== WORK TO DO ==
Find all lines in the records that include the word "this", and copy them out.
━━━━━━━━━━━━━━━━━━━━
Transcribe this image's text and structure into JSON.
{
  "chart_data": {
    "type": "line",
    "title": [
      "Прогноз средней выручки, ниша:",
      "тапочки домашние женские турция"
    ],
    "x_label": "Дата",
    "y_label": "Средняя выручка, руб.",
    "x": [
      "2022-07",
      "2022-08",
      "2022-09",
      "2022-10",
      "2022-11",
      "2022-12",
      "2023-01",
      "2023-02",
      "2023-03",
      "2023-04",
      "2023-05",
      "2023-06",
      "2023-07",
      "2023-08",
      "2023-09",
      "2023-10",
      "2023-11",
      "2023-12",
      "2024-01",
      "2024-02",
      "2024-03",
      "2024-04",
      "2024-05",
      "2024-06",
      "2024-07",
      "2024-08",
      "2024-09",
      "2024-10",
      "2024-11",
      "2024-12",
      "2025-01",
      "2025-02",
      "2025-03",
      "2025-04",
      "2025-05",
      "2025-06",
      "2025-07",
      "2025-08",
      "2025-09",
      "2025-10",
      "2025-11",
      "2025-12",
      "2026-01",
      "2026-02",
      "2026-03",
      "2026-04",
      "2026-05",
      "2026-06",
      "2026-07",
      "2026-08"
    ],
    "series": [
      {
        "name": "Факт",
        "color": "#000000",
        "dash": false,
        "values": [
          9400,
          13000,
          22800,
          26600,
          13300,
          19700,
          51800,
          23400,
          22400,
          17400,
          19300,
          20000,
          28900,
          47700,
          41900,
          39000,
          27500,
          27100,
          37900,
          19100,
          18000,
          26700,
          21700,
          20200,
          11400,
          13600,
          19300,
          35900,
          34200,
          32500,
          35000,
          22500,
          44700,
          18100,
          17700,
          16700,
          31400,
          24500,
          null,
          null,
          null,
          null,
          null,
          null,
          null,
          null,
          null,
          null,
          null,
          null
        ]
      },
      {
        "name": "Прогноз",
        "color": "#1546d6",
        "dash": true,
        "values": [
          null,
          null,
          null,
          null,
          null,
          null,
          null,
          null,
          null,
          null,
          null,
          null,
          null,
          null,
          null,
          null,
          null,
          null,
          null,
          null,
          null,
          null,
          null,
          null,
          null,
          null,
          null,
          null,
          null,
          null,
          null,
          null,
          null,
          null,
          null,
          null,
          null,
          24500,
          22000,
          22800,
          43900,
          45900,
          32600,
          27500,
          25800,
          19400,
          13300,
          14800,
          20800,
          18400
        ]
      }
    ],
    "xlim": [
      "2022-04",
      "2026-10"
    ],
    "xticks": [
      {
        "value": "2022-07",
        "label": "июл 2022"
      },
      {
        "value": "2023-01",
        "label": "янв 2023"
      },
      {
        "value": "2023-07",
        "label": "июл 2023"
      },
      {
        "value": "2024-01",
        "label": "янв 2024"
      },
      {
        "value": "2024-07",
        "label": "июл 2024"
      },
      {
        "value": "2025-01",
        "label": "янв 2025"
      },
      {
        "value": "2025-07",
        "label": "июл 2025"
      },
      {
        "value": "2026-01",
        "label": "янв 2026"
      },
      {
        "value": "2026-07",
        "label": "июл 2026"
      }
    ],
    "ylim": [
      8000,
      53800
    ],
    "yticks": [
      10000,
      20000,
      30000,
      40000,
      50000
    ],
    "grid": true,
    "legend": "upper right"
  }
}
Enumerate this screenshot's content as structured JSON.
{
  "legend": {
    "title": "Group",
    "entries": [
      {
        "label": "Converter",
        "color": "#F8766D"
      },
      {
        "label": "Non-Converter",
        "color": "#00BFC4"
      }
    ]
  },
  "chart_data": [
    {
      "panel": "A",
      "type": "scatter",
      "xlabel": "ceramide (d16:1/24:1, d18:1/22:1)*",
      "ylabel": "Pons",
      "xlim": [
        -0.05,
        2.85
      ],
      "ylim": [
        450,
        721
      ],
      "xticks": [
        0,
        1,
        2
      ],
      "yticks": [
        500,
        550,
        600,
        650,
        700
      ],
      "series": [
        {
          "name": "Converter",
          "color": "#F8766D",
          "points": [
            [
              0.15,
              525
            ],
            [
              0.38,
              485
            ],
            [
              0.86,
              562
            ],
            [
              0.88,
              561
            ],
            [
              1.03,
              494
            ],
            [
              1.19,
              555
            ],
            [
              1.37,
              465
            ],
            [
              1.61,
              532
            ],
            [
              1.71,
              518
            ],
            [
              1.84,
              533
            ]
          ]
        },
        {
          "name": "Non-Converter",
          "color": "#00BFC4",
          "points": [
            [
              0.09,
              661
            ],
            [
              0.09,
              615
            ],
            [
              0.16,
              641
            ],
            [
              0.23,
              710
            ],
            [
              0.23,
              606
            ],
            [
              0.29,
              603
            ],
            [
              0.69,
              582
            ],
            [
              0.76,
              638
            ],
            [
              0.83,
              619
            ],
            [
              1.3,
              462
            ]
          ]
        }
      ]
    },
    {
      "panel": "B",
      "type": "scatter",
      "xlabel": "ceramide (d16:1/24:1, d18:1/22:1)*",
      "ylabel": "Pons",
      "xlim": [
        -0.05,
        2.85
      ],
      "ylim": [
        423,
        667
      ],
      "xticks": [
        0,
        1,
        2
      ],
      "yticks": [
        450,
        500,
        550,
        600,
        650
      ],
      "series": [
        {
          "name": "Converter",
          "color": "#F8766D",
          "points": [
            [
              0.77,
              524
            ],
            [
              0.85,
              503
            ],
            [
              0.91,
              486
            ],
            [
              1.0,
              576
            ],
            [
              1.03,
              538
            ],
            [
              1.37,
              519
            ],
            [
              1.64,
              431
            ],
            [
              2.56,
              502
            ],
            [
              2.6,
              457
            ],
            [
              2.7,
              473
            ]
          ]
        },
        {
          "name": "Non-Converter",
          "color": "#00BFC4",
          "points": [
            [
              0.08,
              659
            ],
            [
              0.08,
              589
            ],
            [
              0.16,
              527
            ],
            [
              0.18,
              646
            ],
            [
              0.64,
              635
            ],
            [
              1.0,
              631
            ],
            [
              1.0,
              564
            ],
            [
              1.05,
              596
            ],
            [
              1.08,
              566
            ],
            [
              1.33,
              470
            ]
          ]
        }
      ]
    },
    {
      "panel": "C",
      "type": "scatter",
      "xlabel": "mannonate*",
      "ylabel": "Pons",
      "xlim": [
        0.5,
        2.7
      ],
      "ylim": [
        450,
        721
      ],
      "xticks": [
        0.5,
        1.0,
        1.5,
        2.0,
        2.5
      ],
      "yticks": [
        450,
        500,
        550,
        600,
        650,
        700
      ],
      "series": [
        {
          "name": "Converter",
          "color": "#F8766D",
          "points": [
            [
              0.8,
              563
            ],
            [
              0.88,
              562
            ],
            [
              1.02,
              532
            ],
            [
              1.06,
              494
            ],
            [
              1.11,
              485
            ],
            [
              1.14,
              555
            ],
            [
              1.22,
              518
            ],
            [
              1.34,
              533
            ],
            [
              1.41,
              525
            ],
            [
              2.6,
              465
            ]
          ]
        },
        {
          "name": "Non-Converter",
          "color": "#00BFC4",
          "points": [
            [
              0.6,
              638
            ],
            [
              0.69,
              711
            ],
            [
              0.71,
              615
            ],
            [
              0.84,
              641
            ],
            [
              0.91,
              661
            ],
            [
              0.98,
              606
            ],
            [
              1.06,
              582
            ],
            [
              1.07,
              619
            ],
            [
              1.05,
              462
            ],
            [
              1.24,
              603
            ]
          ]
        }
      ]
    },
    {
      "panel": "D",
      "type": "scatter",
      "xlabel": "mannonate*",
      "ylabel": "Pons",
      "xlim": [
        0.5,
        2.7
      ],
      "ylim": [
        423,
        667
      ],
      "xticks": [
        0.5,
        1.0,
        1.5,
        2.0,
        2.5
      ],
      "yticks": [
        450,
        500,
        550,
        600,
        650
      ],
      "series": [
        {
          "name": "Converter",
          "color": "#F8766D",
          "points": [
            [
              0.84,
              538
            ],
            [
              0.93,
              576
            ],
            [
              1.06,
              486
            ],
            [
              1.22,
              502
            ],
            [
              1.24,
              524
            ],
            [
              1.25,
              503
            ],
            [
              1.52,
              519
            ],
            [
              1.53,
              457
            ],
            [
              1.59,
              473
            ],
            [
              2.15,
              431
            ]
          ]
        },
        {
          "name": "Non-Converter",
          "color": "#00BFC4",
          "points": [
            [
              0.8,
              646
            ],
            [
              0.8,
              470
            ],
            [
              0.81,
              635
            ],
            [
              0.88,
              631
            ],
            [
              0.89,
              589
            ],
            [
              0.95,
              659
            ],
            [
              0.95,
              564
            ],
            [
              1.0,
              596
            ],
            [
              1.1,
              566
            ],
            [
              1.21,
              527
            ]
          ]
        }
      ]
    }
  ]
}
━━━━━━━━━━━━━━━━━━━━
== EXERCISE RESPONSE ==
Transcribe this image's text and structure into JSON.
Enumerate this screenshot's content as structured JSON.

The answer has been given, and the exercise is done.